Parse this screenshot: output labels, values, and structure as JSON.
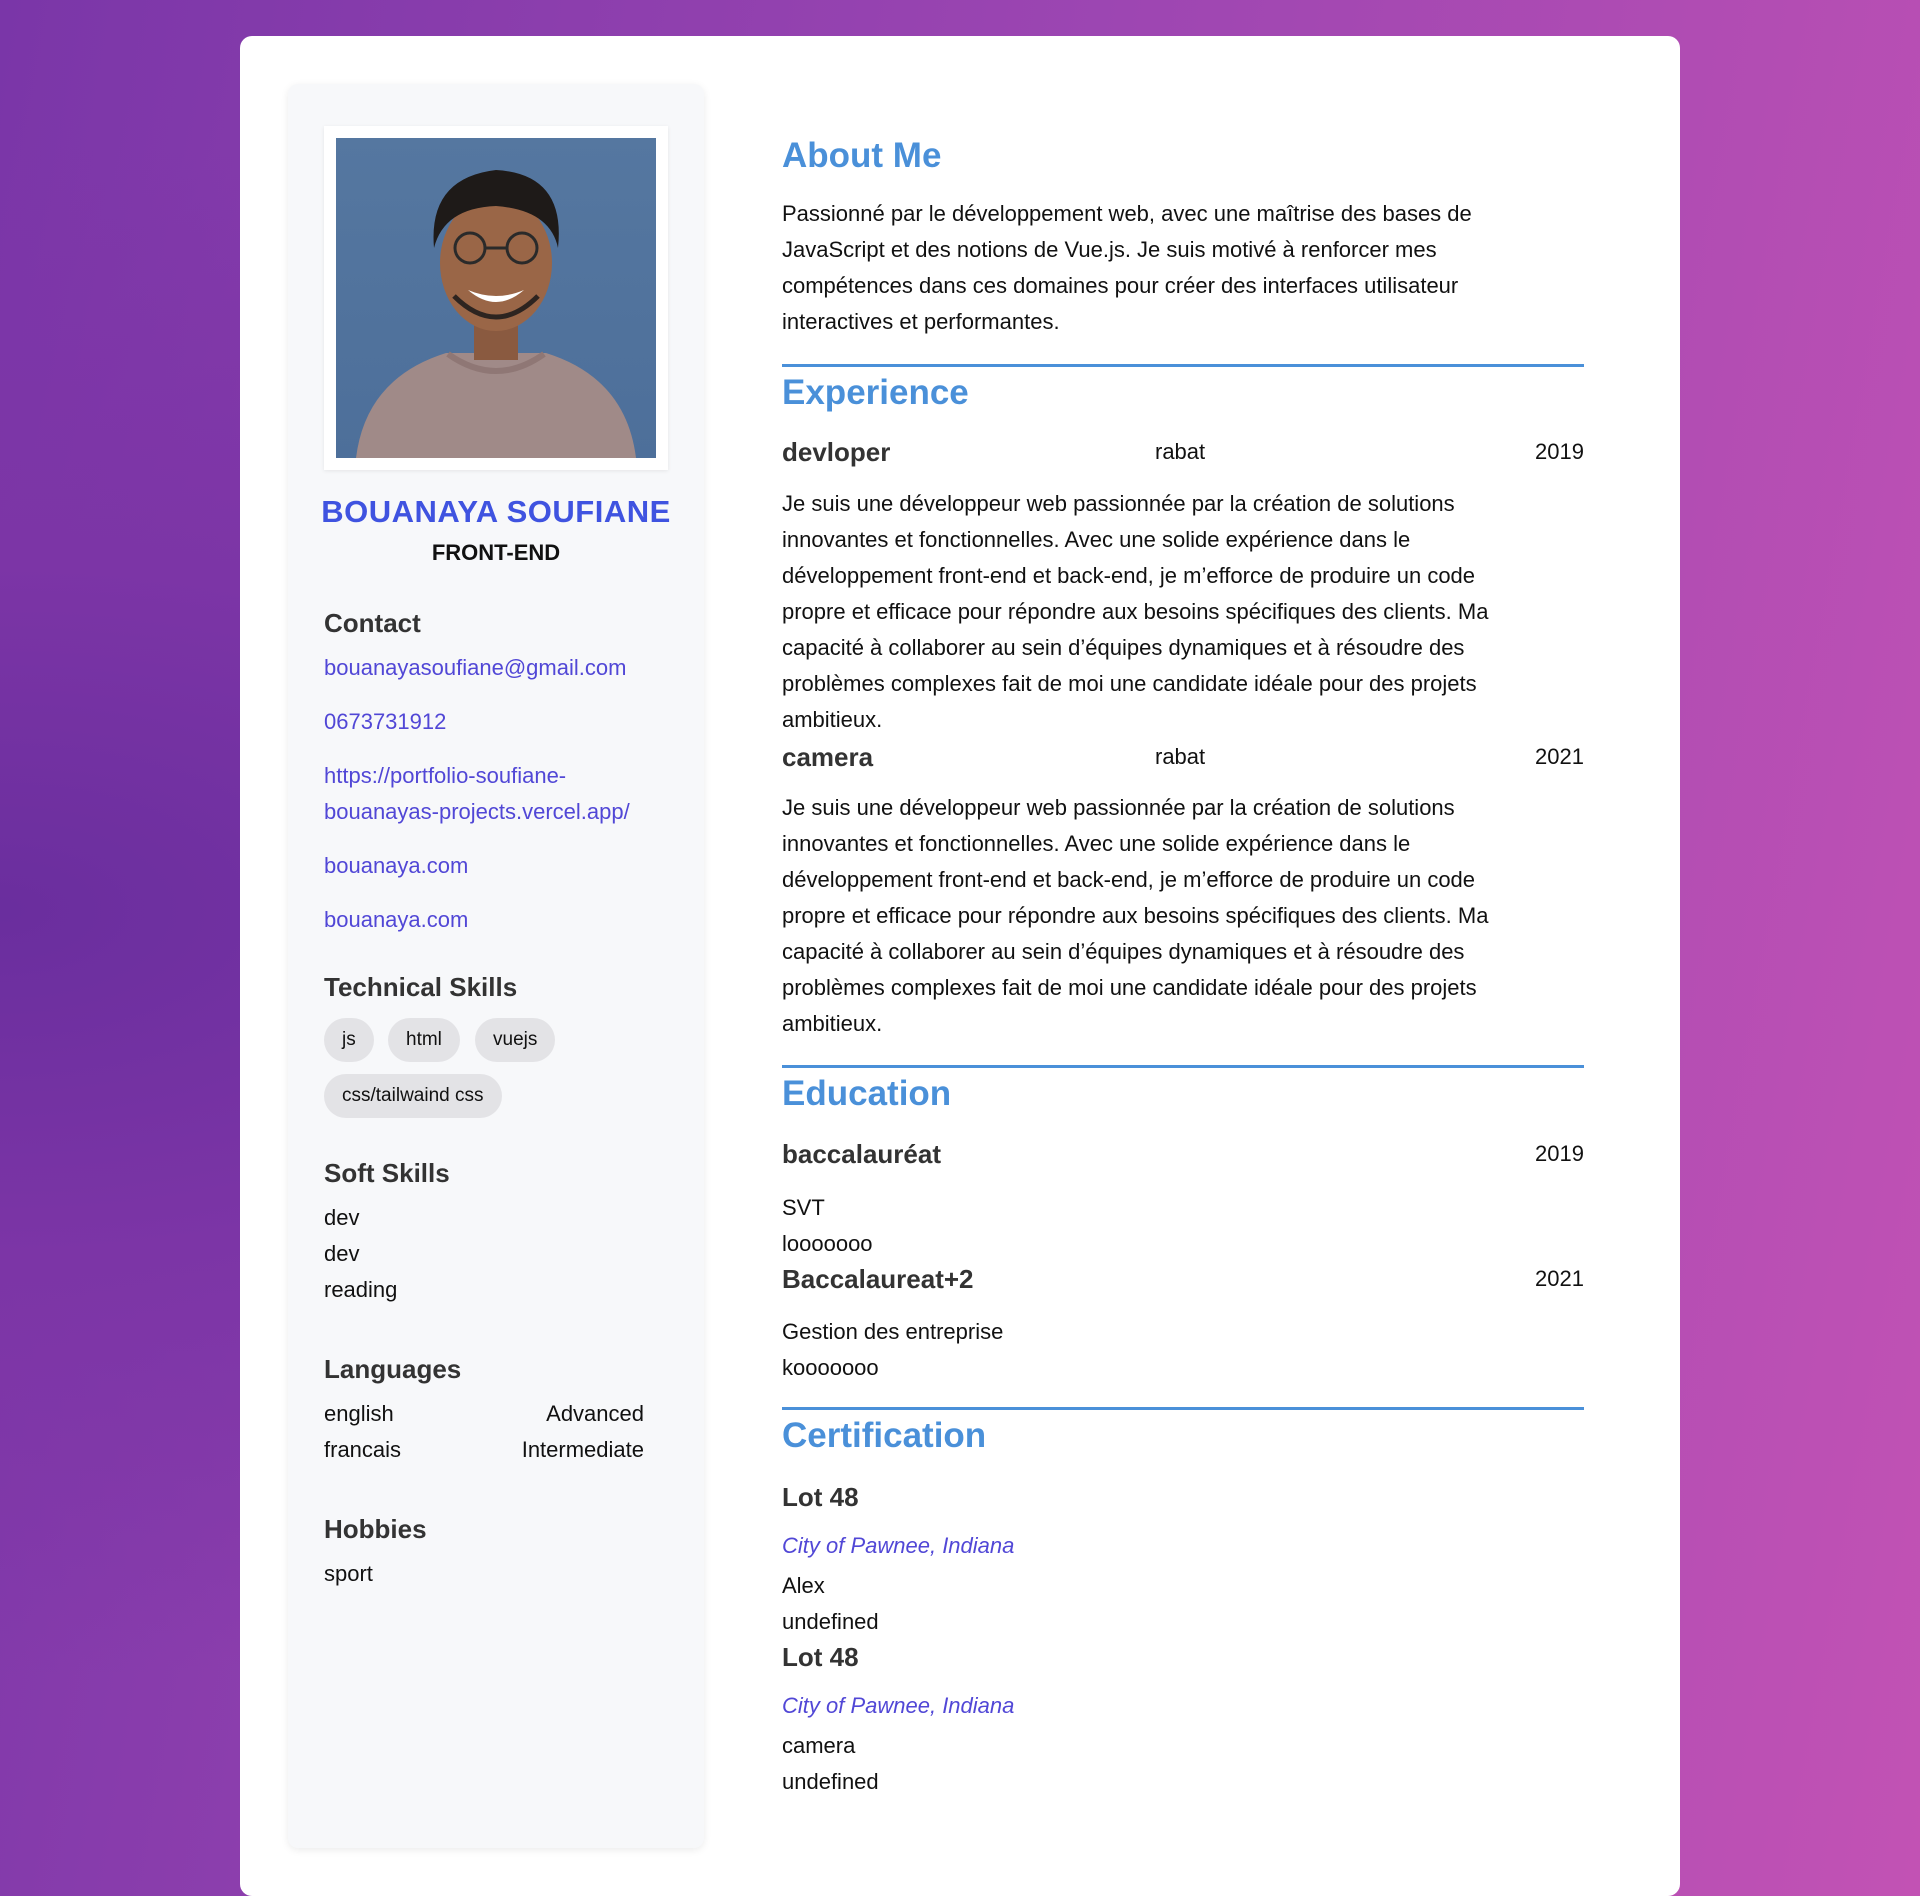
{
  "profile": {
    "name": "BOUANAYA SOUFIANE",
    "role": "FRONT-END",
    "photo_alt": "Profile photo"
  },
  "contact": {
    "heading": "Contact",
    "email": "bouanayasoufiane@gmail.com",
    "phone": "0673731912",
    "portfolio_line1": "https://portfolio-soufiane-",
    "portfolio_line2": "bouanayas-projects.vercel.app/",
    "link1": "bouanaya.com",
    "link2": "bouanaya.com"
  },
  "technical_skills": {
    "heading": "Technical Skills",
    "items": [
      "js",
      "html",
      "vuejs",
      "css/tailwaind css"
    ]
  },
  "soft_skills": {
    "heading": "Soft Skills",
    "items": [
      "dev",
      "dev",
      "reading"
    ]
  },
  "languages": {
    "heading": "Languages",
    "items": [
      {
        "name": "english",
        "level": "Advanced"
      },
      {
        "name": "francais",
        "level": "Intermediate"
      }
    ]
  },
  "hobbies": {
    "heading": "Hobbies",
    "items": [
      "sport"
    ]
  },
  "about": {
    "heading": "About Me",
    "lines": [
      "Passionné par le développement web, avec une maîtrise des bases de",
      "JavaScript et des notions de Vue.js. Je suis motivé à renforcer mes",
      "compétences dans ces domaines pour créer des interfaces utilisateur",
      "interactives et performantes."
    ]
  },
  "experience": {
    "heading": "Experience",
    "items": [
      {
        "title": "devloper",
        "location": "rabat",
        "year": "2019",
        "lines": [
          "Je suis une développeur web passionnée par la création de solutions",
          "innovantes et fonctionnelles. Avec une solide expérience dans le",
          "développement front-end et back-end, je m’efforce de produire un code",
          "propre et efficace pour répondre aux besoins spécifiques des clients. Ma",
          "capacité à collaborer au sein d’équipes dynamiques et à résoudre des",
          "problèmes complexes fait de moi une candidate idéale pour des projets",
          "ambitieux."
        ]
      },
      {
        "title": "camera",
        "location": "rabat",
        "year": "2021",
        "lines": [
          "Je suis une développeur web passionnée par la création de solutions",
          "innovantes et fonctionnelles. Avec une solide expérience dans le",
          "développement front-end et back-end, je m’efforce de produire un code",
          "propre et efficace pour répondre aux besoins spécifiques des clients. Ma",
          "capacité à collaborer au sein d’équipes dynamiques et à résoudre des",
          "problèmes complexes fait de moi une candidate idéale pour des projets",
          "ambitieux."
        ]
      }
    ]
  },
  "education": {
    "heading": "Education",
    "items": [
      {
        "title": "baccalauréat",
        "year": "2019",
        "field": "SVT",
        "detail": "looooooo"
      },
      {
        "title": "Baccalaureat+2",
        "year": "2021",
        "field": "Gestion des entreprise",
        "detail": "kooooooo"
      }
    ]
  },
  "certification": {
    "heading": "Certification",
    "items": [
      {
        "title": "Lot 48",
        "org": "City of Pawnee, Indiana",
        "person": "Alex",
        "extra": "undefined"
      },
      {
        "title": "Lot 48",
        "org": "City of Pawnee, Indiana",
        "person": "camera",
        "extra": "undefined"
      }
    ]
  },
  "colors": {
    "accent_blue": "#4a90d9",
    "name_blue": "#3f53e0",
    "link_purple": "#5147d6",
    "background_gradient_start": "#7a36a8",
    "background_gradient_end": "#c252b4"
  }
}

_Exercise details_.
Transcribe the listing in full. Omit the pictures and keep every line exact.

_Answer to this task_.
Parse this screenshot: output labels, values, and structure as JSON.
{
  "profile": {
    "name": "BOUANAYA SOUFIANE",
    "role": "FRONT-END",
    "photo_alt": "Profile photo"
  },
  "contact": {
    "heading": "Contact",
    "email": "bouanayasoufiane@gmail.com",
    "phone": "0673731912",
    "portfolio_line1": "https://portfolio-soufiane-",
    "portfolio_line2": "bouanayas-projects.vercel.app/",
    "link1": "bouanaya.com",
    "link2": "bouanaya.com"
  },
  "technical_skills": {
    "heading": "Technical Skills",
    "items": [
      "js",
      "html",
      "vuejs",
      "css/tailwaind css"
    ]
  },
  "soft_skills": {
    "heading": "Soft Skills",
    "items": [
      "dev",
      "dev",
      "reading"
    ]
  },
  "languages": {
    "heading": "Languages",
    "items": [
      {
        "name": "english",
        "level": "Advanced"
      },
      {
        "name": "francais",
        "level": "Intermediate"
      }
    ]
  },
  "hobbies": {
    "heading": "Hobbies",
    "items": [
      "sport"
    ]
  },
  "about": {
    "heading": "About Me",
    "lines": [
      "Passionné par le développement web, avec une maîtrise des bases de",
      "JavaScript et des notions de Vue.js. Je suis motivé à renforcer mes",
      "compétences dans ces domaines pour créer des interfaces utilisateur",
      "interactives et performantes."
    ]
  },
  "experience": {
    "heading": "Experience",
    "items": [
      {
        "title": "devloper",
        "location": "rabat",
        "year": "2019",
        "lines": [
          "Je suis une développeur web passionnée par la création de solutions",
          "innovantes et fonctionnelles. Avec une solide expérience dans le",
          "développement front-end et back-end, je m’efforce de produire un code",
          "propre et efficace pour répondre aux besoins spécifiques des clients. Ma",
          "capacité à collaborer au sein d’équipes dynamiques et à résoudre des",
          "problèmes complexes fait de moi une candidate idéale pour des projets",
          "ambitieux."
        ]
      },
      {
        "title": "camera",
        "location": "rabat",
        "year": "2021",
        "lines": [
          "Je suis une développeur web passionnée par la création de solutions",
          "innovantes et fonctionnelles. Avec une solide expérience dans le",
          "développement front-end et back-end, je m’efforce de produire un code",
          "propre et efficace pour répondre aux besoins spécifiques des clients. Ma",
          "capacité à collaborer au sein d’équipes dynamiques et à résoudre des",
          "problèmes complexes fait de moi une candidate idéale pour des projets",
          "ambitieux."
        ]
      }
    ]
  },
  "education": {
    "heading": "Education",
    "items": [
      {
        "title": "baccalauréat",
        "year": "2019",
        "field": "SVT",
        "detail": "looooooo"
      },
      {
        "title": "Baccalaureat+2",
        "year": "2021",
        "field": "Gestion des entreprise",
        "detail": "kooooooo"
      }
    ]
  },
  "certification": {
    "heading": "Certification",
    "items": [
      {
        "title": "Lot 48",
        "org": "City of Pawnee, Indiana",
        "person": "Alex",
        "extra": "undefined"
      },
      {
        "title": "Lot 48",
        "org": "City of Pawnee, Indiana",
        "person": "camera",
        "extra": "undefined"
      }
    ]
  },
  "colors": {
    "accent_blue": "#4a90d9",
    "name_blue": "#3f53e0",
    "link_purple": "#5147d6",
    "background_gradient_start": "#7a36a8",
    "background_gradient_end": "#c252b4"
  }
}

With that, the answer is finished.